WHAT YOU ARE ASKED TO DO | Gather all lines in the records below that include the word "Temporal".
- - - - - - -
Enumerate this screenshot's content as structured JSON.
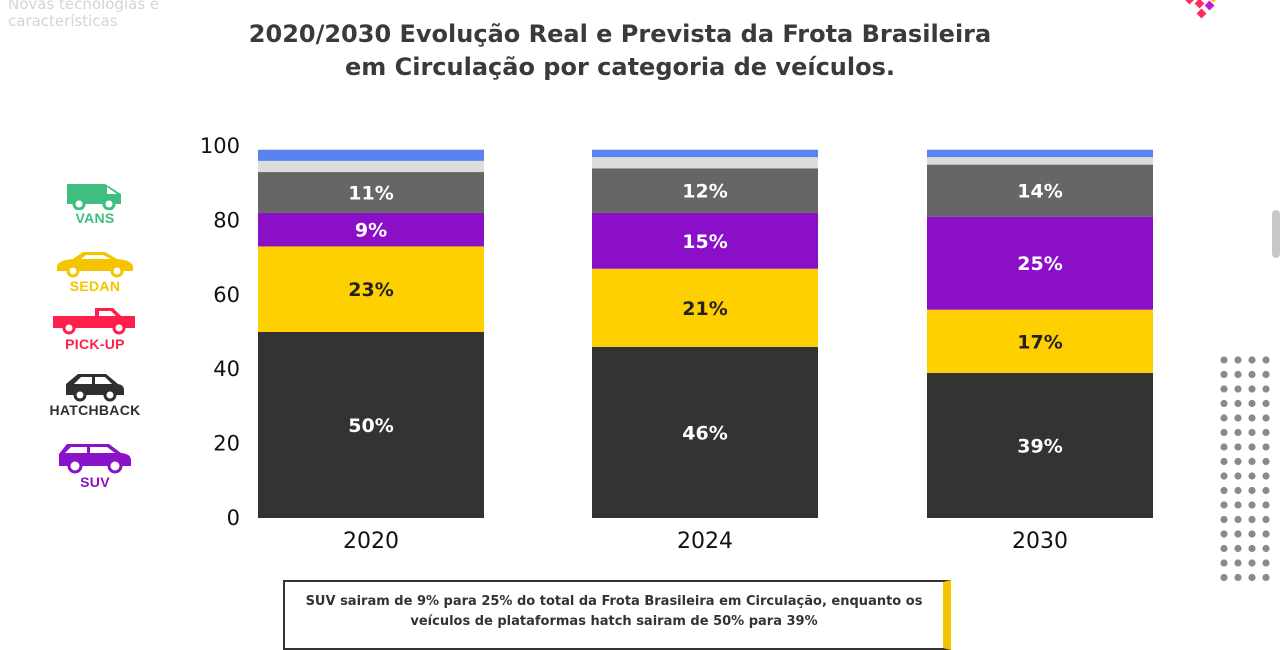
{
  "header": {
    "faded_text": "Novas tecnologias e características",
    "title_line1": "2020/2030 Evolução Real e Prevista da Frota Brasileira",
    "title_line2": "em Circulação por categoria de veículos."
  },
  "legend": [
    {
      "label": "VANS",
      "color": "#3fbf7f",
      "icon": "van-icon"
    },
    {
      "label": "SEDAN",
      "color": "#f5c400",
      "icon": "sedan-icon"
    },
    {
      "label": "PICK-UP",
      "color": "#ff1f4b",
      "icon": "pickup-icon"
    },
    {
      "label": "HATCHBACK",
      "color": "#2f2f2f",
      "icon": "hatchback-icon"
    },
    {
      "label": "SUV",
      "color": "#8a12c8",
      "icon": "suv-icon"
    }
  ],
  "chart_data": {
    "type": "bar",
    "stacked": true,
    "title": "2020/2030 Evolução Real e Prevista da Frota Brasileira em Circulação por categoria de veículos.",
    "categories": [
      "2020",
      "2024",
      "2030"
    ],
    "ylim": [
      0,
      100
    ],
    "yticks": [
      "0",
      "20",
      "40",
      "60",
      "80",
      "100"
    ],
    "grid": false,
    "series": [
      {
        "name": "HATCHBACK",
        "color": "#333333",
        "values": [
          50,
          46,
          39
        ],
        "labels": [
          "50%",
          "46%",
          "39%"
        ]
      },
      {
        "name": "SEDAN",
        "color": "#ffd000",
        "values": [
          23,
          21,
          17
        ],
        "labels": [
          "23%",
          "21%",
          "17%"
        ]
      },
      {
        "name": "SUV",
        "color": "#8c0fc8",
        "values": [
          9,
          15,
          25
        ],
        "labels": [
          "9%",
          "15%",
          "25%"
        ]
      },
      {
        "name": "",
        "color": "#666666",
        "values": [
          11,
          12,
          14
        ],
        "labels": [
          "11%",
          "12%",
          "14%"
        ]
      },
      {
        "name": "",
        "color": "#dcdcdc",
        "values": [
          3,
          3,
          2
        ],
        "labels": [
          "",
          "",
          ""
        ]
      },
      {
        "name": "",
        "color": "#5b83f0",
        "values": [
          3,
          2,
          2
        ],
        "labels": [
          "",
          "",
          ""
        ]
      }
    ]
  },
  "note": {
    "line1": "SUV sairam de 9% para 25% do total da Frota Brasileira em Circulação, enquanto os",
    "line2": "veículos de plataformas hatch sairam de 50% para 39%"
  }
}
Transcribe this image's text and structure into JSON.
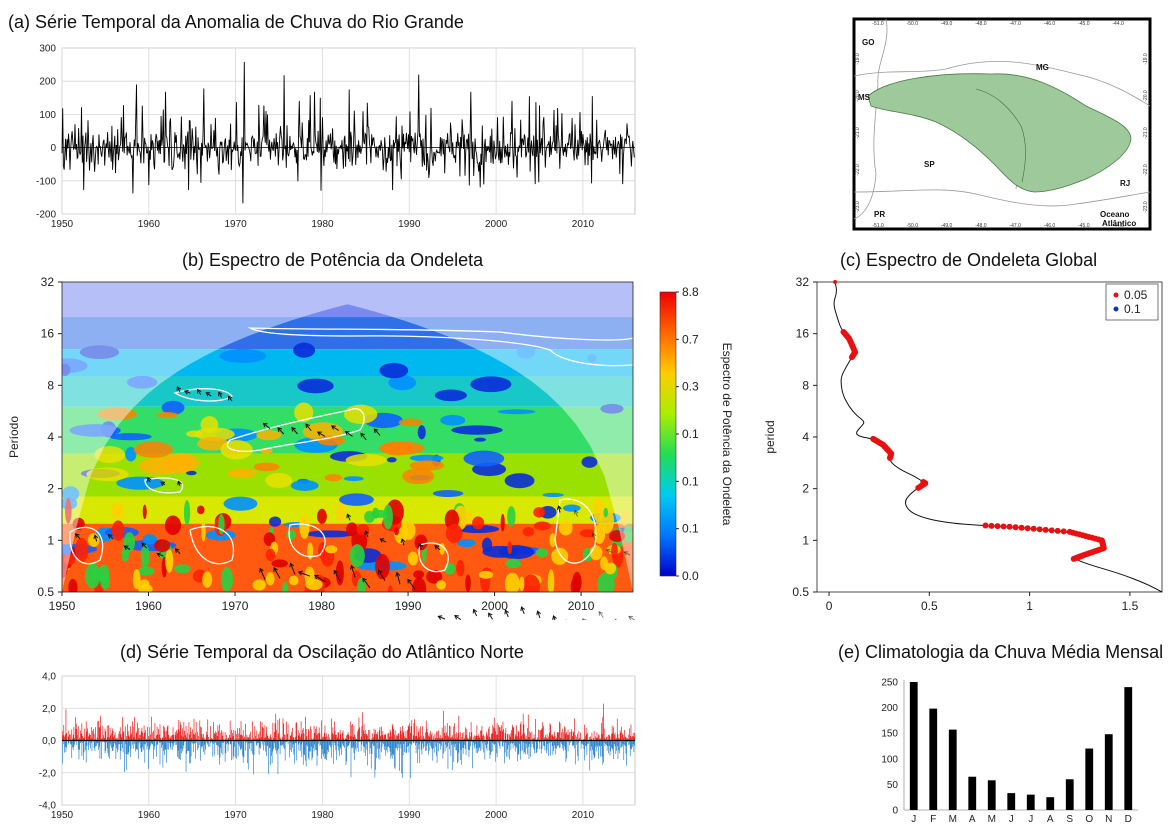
{
  "panels": {
    "a": {
      "title": "(a) Série Temporal da Anomalia de Chuva do Rio Grande"
    },
    "b": {
      "title": "(b) Espectro de Potência da Ondeleta"
    },
    "c": {
      "title": "(c) Espectro de Ondeleta Global"
    },
    "d": {
      "title": "(d) Série Temporal da Oscilação do Atlântico Norte"
    },
    "e": {
      "title": "(e) Climatologia da Chuva Média Mensal"
    }
  },
  "map": {
    "state_labels": [
      "GO",
      "MS",
      "MG",
      "SP",
      "RJ",
      "PR"
    ],
    "ocean_label_1": "Oceano",
    "ocean_label_2": "Atlântico",
    "lon_ticks": [
      "-51.0",
      "-50.0",
      "-49.0",
      "-48.0",
      "-47.0",
      "-46.0",
      "-45.0",
      "-44.0"
    ],
    "lat_ticks": [
      "-19.0",
      "-20.0",
      "-21.0",
      "-22.0",
      "-23.0"
    ],
    "basin_color": "#9dc99b"
  },
  "chart_data": [
    {
      "id": "a",
      "type": "line",
      "title": "(a) Série Temporal da Anomalia de Chuva do Rio Grande",
      "xlim": [
        1950,
        2016
      ],
      "ylim": [
        -200,
        300
      ],
      "xticks": [
        1950,
        1960,
        1970,
        1980,
        1990,
        2000,
        2010
      ],
      "yticks": [
        -200,
        -100,
        0,
        100,
        200,
        300
      ],
      "grid": true,
      "color": "#000000",
      "series_note": "monthly anomaly",
      "peaks": [
        [
          1958.6,
          190
        ],
        [
          1961.9,
          168
        ],
        [
          1966.3,
          178
        ],
        [
          1971.0,
          258
        ],
        [
          1975.6,
          218
        ],
        [
          1979.1,
          168
        ],
        [
          1983.1,
          175
        ],
        [
          1985.2,
          135
        ],
        [
          1991.1,
          220
        ],
        [
          1997.1,
          168
        ],
        [
          2003.8,
          155
        ],
        [
          2011.1,
          155
        ]
      ],
      "troughs": [
        [
          1952.5,
          -128
        ],
        [
          1958.2,
          -138
        ],
        [
          1964.6,
          -128
        ],
        [
          1970.8,
          -168
        ],
        [
          1979.8,
          -130
        ],
        [
          1988.1,
          -128
        ],
        [
          1998.2,
          -120
        ],
        [
          2004.5,
          -110
        ],
        [
          2014.6,
          -110
        ]
      ]
    },
    {
      "id": "b",
      "type": "heatmap",
      "title": "(b) Espectro de Potência da Ondeleta",
      "ylabel": "Período",
      "xlim": [
        1950,
        2016
      ],
      "xticks": [
        1950,
        1960,
        1970,
        1980,
        1990,
        2000,
        2010
      ],
      "yticks": [
        "0.5",
        "1",
        "2",
        "4",
        "8",
        "16",
        "32"
      ],
      "yscale": "log2",
      "ylim": [
        0.5,
        32
      ],
      "colorbar": {
        "label": "Espectro de Potência da Ondeleta",
        "ticks": [
          "0.0",
          "0.1",
          "0.1",
          "0.1",
          "0.3",
          "0.7",
          "8.8"
        ],
        "colors": [
          "#0000cc",
          "#0077ff",
          "#00ccee",
          "#22dd55",
          "#aaee00",
          "#ffcc00",
          "#ff6600",
          "#ee0000"
        ]
      }
    },
    {
      "id": "c",
      "type": "line",
      "title": "(c) Espectro de Ondeleta Global",
      "ylabel": "period",
      "xlim": [
        -0.06,
        1.66
      ],
      "ylim": [
        0.5,
        32
      ],
      "yscale": "log2",
      "xticks": [
        "0",
        "0.5",
        "1",
        "1.5"
      ],
      "yticks": [
        "0.5",
        "1",
        "2",
        "4",
        "8",
        "16",
        "32"
      ],
      "legend": [
        {
          "label": "0.05",
          "color": "#e81010"
        },
        {
          "label": "0.1",
          "color": "#1030c8"
        }
      ],
      "legend_position": "top-right",
      "x": [
        0.03,
        0.04,
        0.02,
        0.04,
        0.06,
        0.1,
        0.13,
        0.09,
        0.06,
        0.06,
        0.07,
        0.1,
        0.14,
        0.18,
        0.16,
        0.13,
        0.16,
        0.22,
        0.27,
        0.31,
        0.3,
        0.35,
        0.43,
        0.48,
        0.41,
        0.37,
        0.42,
        0.6,
        0.9,
        1.2,
        1.36,
        1.37,
        1.27,
        1.22,
        1.3,
        1.45,
        1.58,
        1.66
      ],
      "y": [
        32,
        28,
        24,
        20,
        17,
        15,
        12.5,
        10.5,
        9,
        8,
        7,
        6,
        5.3,
        4.9,
        4.6,
        4.2,
        4.0,
        3.9,
        3.6,
        3.2,
        2.9,
        2.6,
        2.35,
        2.15,
        1.9,
        1.65,
        1.4,
        1.25,
        1.2,
        1.12,
        1.0,
        0.9,
        0.82,
        0.78,
        0.72,
        0.64,
        0.56,
        0.5
      ],
      "significant_005_y_ranges": [
        [
          11.5,
          16.5
        ],
        [
          3.0,
          3.9
        ],
        [
          2.0,
          2.2
        ],
        [
          0.78,
          1.22
        ]
      ]
    },
    {
      "id": "d",
      "type": "bar",
      "title": "(d) Série Temporal da Oscilação do Atlântico Norte",
      "xlim": [
        1950,
        2016
      ],
      "ylim": [
        -4.0,
        4.0
      ],
      "xticks": [
        1950,
        1960,
        1970,
        1980,
        1990,
        2000,
        2010
      ],
      "yticks": [
        "-4,0",
        "-2,0",
        "0,0",
        "2,0",
        "4,0"
      ],
      "grid": true,
      "positive_color": "#e81010",
      "negative_color": "#1f7bc8"
    },
    {
      "id": "e",
      "type": "bar",
      "title": "(e) Climatologia da Chuva Média Mensal",
      "categories": [
        "J",
        "F",
        "M",
        "A",
        "M",
        "J",
        "J",
        "A",
        "S",
        "O",
        "N",
        "D"
      ],
      "values": [
        250,
        198,
        157,
        65,
        58,
        33,
        30,
        25,
        60,
        120,
        148,
        240
      ],
      "ylim": [
        0,
        250
      ],
      "yticks": [
        0,
        50,
        100,
        150,
        200,
        250
      ],
      "color": "#000000"
    }
  ]
}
- - - - - - -
FINISHED TASK |
      "title": "(a) Série Temporal da Anomalia de Chuva do Rio Grande"
      "title": "(d) Série Temporal da Oscilação do Atlântico Norte"
      "title": "(a) Série Temporal da Anomalia de Chuva do Rio Grande",
      "title": "(d) Série Temporal da Oscilação do Atlântico Norte",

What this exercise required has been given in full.